:: Supplied data ::

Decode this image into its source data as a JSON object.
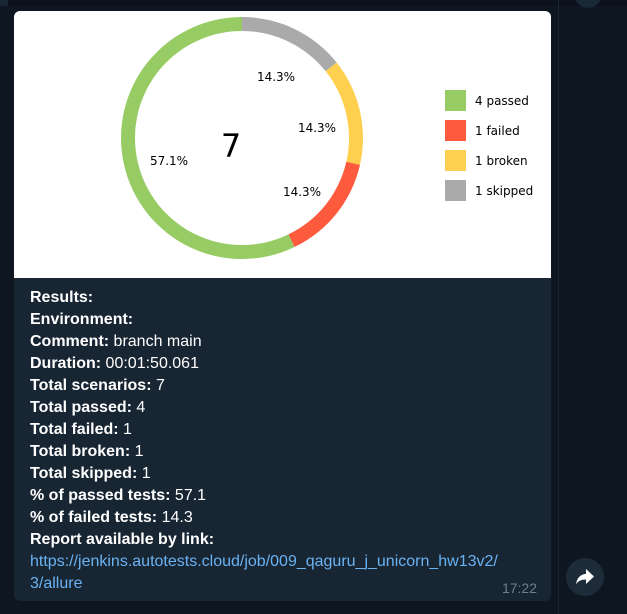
{
  "message": {
    "time": "17:22",
    "lines": [
      {
        "label": "Results:",
        "value": ""
      },
      {
        "label": "Environment:",
        "value": ""
      },
      {
        "label": "Comment:",
        "value": " branch main"
      },
      {
        "label": "Duration:",
        "value": " 00:01:50.061"
      },
      {
        "label": "Total scenarios:",
        "value": " 7"
      },
      {
        "label": "Total passed:",
        "value": " 4"
      },
      {
        "label": "Total failed:",
        "value": " 1"
      },
      {
        "label": "Total broken:",
        "value": " 1"
      },
      {
        "label": "Total skipped:",
        "value": " 1"
      },
      {
        "label": "% of passed tests:",
        "value": " 57.1"
      },
      {
        "label": "% of failed tests:",
        "value": " 14.3"
      },
      {
        "label": "Report available by link:",
        "value": ""
      }
    ],
    "link_line1": "https://jenkins.autotests.cloud/job/009_qaguru_j_unicorn_hw13v2/",
    "link_line2": "3/allure"
  },
  "forward_icon": "forward-arrow-icon",
  "chart_data": {
    "type": "pie",
    "center_label": "7",
    "slices": [
      {
        "label": "4 passed",
        "value": 4,
        "percent_label": "57.1%",
        "color": "#97cc64"
      },
      {
        "label": "1 failed",
        "value": 1,
        "percent_label": "14.3%",
        "color": "#fd5a3e"
      },
      {
        "label": "1 broken",
        "value": 1,
        "percent_label": "14.3%",
        "color": "#ffd050"
      },
      {
        "label": "1 skipped",
        "value": 1,
        "percent_label": "14.3%",
        "color": "#aaaaaa"
      }
    ],
    "legend_position": "right"
  }
}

:::

# Problem to solve
Read the entries and show each line that mentions "skipped".

# Solution to the problem
        "label": "Total skipped:",
        "label": "1 skipped",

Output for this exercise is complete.